Transcribe the entries that follow exactly as they appear, minus pictures.

***** INFORMATION SHOWN

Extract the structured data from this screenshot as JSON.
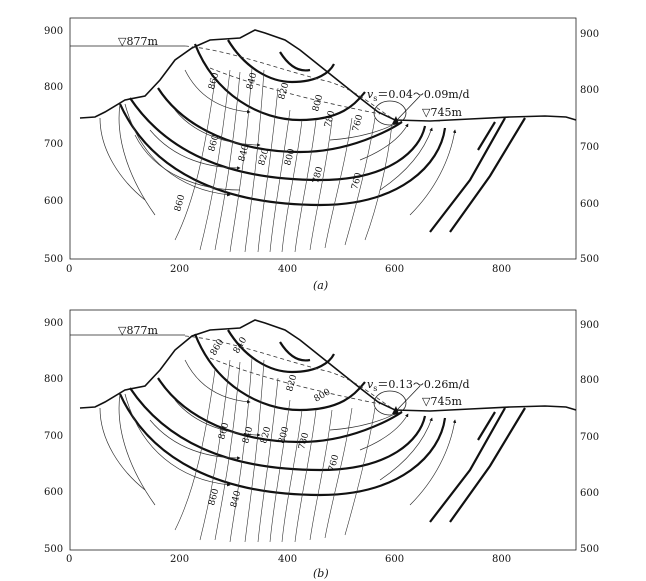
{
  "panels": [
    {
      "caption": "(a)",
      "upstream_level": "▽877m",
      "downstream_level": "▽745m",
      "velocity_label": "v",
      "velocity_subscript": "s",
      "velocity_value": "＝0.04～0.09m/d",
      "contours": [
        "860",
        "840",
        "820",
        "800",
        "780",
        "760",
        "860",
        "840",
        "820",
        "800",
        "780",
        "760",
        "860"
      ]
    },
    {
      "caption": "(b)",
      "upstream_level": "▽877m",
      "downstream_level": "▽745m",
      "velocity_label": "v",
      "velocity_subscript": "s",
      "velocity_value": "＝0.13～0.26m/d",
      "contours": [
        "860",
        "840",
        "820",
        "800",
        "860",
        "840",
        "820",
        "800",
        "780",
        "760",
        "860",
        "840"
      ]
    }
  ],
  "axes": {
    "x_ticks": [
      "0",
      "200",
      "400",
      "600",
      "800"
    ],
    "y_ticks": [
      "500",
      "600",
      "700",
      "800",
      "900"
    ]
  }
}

**********

THE REPLY |
Extract the structured data from this screenshot as JSON.
{
  "panels": [
    {
      "caption": "(a)",
      "upstream_level": "▽877m",
      "downstream_level": "▽745m",
      "velocity_label": "v",
      "velocity_subscript": "s",
      "velocity_value": "＝0.04～0.09m/d",
      "contours": [
        "860",
        "840",
        "820",
        "800",
        "780",
        "760",
        "860",
        "840",
        "820",
        "800",
        "780",
        "760",
        "860"
      ]
    },
    {
      "caption": "(b)",
      "upstream_level": "▽877m",
      "downstream_level": "▽745m",
      "velocity_label": "v",
      "velocity_subscript": "s",
      "velocity_value": "＝0.13～0.26m/d",
      "contours": [
        "860",
        "840",
        "820",
        "800",
        "860",
        "840",
        "820",
        "800",
        "780",
        "760",
        "860",
        "840"
      ]
    }
  ],
  "axes": {
    "x_ticks": [
      "0",
      "200",
      "400",
      "600",
      "800"
    ],
    "y_ticks": [
      "500",
      "600",
      "700",
      "800",
      "900"
    ]
  }
}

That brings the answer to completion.